Quote each line exactly, from the line that contains "Convert this document image to plain text." down to the last line of the listing, and no other lines.

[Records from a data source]
-- BEGIN --

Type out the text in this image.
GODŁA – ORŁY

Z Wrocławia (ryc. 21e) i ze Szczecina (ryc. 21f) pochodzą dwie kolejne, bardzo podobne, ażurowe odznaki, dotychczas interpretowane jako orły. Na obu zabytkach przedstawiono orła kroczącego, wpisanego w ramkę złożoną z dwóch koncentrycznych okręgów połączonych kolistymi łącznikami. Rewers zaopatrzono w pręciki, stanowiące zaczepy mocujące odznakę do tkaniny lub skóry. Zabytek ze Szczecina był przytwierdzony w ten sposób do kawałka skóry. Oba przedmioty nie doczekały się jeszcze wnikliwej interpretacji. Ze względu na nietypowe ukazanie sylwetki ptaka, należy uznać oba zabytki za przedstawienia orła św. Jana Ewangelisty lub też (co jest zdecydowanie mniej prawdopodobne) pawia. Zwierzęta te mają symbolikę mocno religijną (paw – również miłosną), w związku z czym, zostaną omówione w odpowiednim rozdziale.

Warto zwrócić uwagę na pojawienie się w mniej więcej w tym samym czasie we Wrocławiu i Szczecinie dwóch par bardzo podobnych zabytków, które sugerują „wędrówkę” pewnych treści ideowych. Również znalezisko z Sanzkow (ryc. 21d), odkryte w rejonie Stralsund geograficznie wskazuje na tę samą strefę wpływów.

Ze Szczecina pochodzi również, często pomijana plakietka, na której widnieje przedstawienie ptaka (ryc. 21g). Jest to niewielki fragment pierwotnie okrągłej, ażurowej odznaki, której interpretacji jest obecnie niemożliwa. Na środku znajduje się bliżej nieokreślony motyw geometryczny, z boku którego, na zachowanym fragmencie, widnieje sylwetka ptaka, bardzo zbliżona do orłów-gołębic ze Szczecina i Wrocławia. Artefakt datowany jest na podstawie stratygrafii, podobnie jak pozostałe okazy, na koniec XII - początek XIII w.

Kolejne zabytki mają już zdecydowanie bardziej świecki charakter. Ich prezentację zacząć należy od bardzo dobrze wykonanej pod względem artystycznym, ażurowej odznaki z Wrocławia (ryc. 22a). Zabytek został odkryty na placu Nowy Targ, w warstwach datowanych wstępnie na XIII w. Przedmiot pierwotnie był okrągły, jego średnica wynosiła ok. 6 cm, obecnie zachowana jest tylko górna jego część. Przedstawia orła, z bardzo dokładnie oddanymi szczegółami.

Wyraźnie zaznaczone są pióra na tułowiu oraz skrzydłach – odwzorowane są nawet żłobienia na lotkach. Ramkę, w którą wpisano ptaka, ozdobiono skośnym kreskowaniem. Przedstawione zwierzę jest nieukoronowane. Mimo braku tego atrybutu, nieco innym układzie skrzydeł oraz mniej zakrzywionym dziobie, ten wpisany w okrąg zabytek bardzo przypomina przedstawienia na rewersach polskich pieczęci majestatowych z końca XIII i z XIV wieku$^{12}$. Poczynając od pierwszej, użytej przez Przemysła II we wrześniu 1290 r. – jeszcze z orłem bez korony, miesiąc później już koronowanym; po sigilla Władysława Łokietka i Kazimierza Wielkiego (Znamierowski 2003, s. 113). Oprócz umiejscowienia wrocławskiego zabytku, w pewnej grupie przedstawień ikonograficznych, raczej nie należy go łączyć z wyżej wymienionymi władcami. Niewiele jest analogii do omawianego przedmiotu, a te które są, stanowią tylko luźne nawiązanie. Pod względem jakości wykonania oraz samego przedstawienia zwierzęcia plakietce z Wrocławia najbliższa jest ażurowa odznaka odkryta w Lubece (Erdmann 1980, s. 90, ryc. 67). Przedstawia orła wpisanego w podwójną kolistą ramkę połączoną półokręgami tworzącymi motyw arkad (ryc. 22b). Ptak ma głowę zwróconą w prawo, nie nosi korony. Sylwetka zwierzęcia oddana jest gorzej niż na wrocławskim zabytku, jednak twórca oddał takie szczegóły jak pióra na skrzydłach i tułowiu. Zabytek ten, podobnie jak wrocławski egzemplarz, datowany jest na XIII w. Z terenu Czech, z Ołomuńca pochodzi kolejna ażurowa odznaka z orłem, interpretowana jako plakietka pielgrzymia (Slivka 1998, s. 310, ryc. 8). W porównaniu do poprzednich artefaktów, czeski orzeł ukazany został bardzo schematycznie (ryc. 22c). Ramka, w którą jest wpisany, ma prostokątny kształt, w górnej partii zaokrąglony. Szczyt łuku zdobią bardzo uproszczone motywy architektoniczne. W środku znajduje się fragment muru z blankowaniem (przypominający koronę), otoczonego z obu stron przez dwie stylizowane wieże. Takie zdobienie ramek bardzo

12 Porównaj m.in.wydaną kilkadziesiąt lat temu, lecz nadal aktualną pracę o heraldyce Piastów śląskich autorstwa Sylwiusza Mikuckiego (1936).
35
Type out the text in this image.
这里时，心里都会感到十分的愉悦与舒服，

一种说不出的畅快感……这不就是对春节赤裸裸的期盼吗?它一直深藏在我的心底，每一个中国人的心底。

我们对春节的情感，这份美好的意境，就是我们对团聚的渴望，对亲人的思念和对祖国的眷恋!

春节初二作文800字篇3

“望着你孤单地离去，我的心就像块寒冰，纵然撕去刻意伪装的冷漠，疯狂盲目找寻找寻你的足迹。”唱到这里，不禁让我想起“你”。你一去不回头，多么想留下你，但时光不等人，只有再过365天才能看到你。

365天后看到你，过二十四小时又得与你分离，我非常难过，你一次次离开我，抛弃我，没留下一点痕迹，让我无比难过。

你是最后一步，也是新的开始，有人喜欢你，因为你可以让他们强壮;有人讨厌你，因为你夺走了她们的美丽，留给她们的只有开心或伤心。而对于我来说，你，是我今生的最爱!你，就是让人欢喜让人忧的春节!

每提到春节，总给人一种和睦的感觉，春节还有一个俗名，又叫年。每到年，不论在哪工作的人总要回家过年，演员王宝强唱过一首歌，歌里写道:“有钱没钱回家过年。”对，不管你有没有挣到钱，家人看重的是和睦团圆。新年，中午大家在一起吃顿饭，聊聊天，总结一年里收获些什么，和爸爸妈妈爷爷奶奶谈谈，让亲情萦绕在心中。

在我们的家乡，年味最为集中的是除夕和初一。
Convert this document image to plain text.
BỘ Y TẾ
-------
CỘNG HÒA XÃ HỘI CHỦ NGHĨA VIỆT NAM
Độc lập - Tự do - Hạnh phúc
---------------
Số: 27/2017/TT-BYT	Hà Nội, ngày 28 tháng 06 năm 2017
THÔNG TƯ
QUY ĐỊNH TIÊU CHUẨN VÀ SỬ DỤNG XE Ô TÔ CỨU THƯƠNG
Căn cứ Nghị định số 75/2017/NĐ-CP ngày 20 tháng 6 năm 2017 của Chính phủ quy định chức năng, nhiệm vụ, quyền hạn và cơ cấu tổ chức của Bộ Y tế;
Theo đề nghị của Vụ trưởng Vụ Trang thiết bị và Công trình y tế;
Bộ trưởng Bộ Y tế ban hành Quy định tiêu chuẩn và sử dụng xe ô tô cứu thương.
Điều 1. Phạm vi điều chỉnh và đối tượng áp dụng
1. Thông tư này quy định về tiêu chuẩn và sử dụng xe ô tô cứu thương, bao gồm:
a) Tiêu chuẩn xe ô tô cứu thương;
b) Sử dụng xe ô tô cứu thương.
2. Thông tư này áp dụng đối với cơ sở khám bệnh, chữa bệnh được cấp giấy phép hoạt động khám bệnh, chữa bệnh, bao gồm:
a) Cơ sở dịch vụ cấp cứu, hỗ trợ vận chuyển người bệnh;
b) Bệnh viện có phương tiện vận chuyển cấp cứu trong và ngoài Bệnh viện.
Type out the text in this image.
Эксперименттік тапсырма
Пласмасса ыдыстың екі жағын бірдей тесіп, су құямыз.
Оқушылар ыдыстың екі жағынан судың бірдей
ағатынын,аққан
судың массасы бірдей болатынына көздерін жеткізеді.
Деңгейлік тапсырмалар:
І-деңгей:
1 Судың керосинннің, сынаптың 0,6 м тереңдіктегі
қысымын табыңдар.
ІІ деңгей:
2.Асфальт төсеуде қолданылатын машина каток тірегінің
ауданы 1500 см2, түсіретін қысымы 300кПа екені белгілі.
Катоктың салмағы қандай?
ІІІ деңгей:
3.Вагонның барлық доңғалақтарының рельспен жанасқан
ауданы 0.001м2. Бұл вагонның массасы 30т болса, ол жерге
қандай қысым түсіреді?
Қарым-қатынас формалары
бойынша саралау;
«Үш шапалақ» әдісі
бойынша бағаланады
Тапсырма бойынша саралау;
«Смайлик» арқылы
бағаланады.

-- END --

- [OUTPUT OF THE TASK]
Convert this document image to plain text.
BỘ Y TẾ
-------
CỘNG HÒA XÃ HỘI CHỦ NGHĨA VIỆT NAM
Độc lập - Tự do - Hạnh phúc
---------------
Số: 27/2017/TT-BYT	Hà Nội, ngày 28 tháng 06 năm 2017
THÔNG TƯ
QUY ĐỊNH TIÊU CHUẨN VÀ SỬ DỤNG XE Ô TÔ CỨU THƯƠNG
Căn cứ Nghị định số 75/2017/NĐ-CP ngày 20 tháng 6 năm 2017 của Chính phủ quy định chức năng, nhiệm vụ, quyền hạn và cơ cấu tổ chức của Bộ Y tế;
Theo đề nghị của Vụ trưởng Vụ Trang thiết bị và Công trình y tế;
Bộ trưởng Bộ Y tế ban hành Quy định tiêu chuẩn và sử dụng xe ô tô cứu thương.
Điều 1. Phạm vi điều chỉnh và đối tượng áp dụng
1. Thông tư này quy định về tiêu chuẩn và sử dụng xe ô tô cứu thương, bao gồm:
a) Tiêu chuẩn xe ô tô cứu thương;
b) Sử dụng xe ô tô cứu thương.
2. Thông tư này áp dụng đối với cơ sở khám bệnh, chữa bệnh được cấp giấy phép hoạt động khám bệnh, chữa bệnh, bao gồm:
a) Cơ sở dịch vụ cấp cứu, hỗ trợ vận chuyển người bệnh;
b) Bệnh viện có phương tiện vận chuyển cấp cứu trong và ngoài Bệnh viện.
Type out the text in this image.
Эксперименттік тапсырма
Пласмасса ыдыстың екі жағын бірдей тесіп, су құямыз.
Оқушылар ыдыстың екі жағынан судың бірдей
ағатынын,аққан
судың массасы бірдей болатынына көздерін жеткізеді.
Деңгейлік тапсырмалар:
І-деңгей:
1 Судың керосинннің, сынаптың 0,6 м тереңдіктегі
қысымын табыңдар.
ІІ деңгей:
2.Асфальт төсеуде қолданылатын машина каток тірегінің
ауданы 1500 см2, түсіретін қысымы 300кПа екені белгілі.
Катоктың салмағы қандай?
ІІІ деңгей:
3.Вагонның барлық доңғалақтарының рельспен жанасқан
ауданы 0.001м2. Бұл вагонның массасы 30т болса, ол жерге
қандай қысым түсіреді?
Қарым-қатынас формалары
бойынша саралау;
«Үш шапалақ» әдісі
бойынша бағаланады
Тапсырма бойынша саралау;
«Смайлик» арқылы
бағаланады.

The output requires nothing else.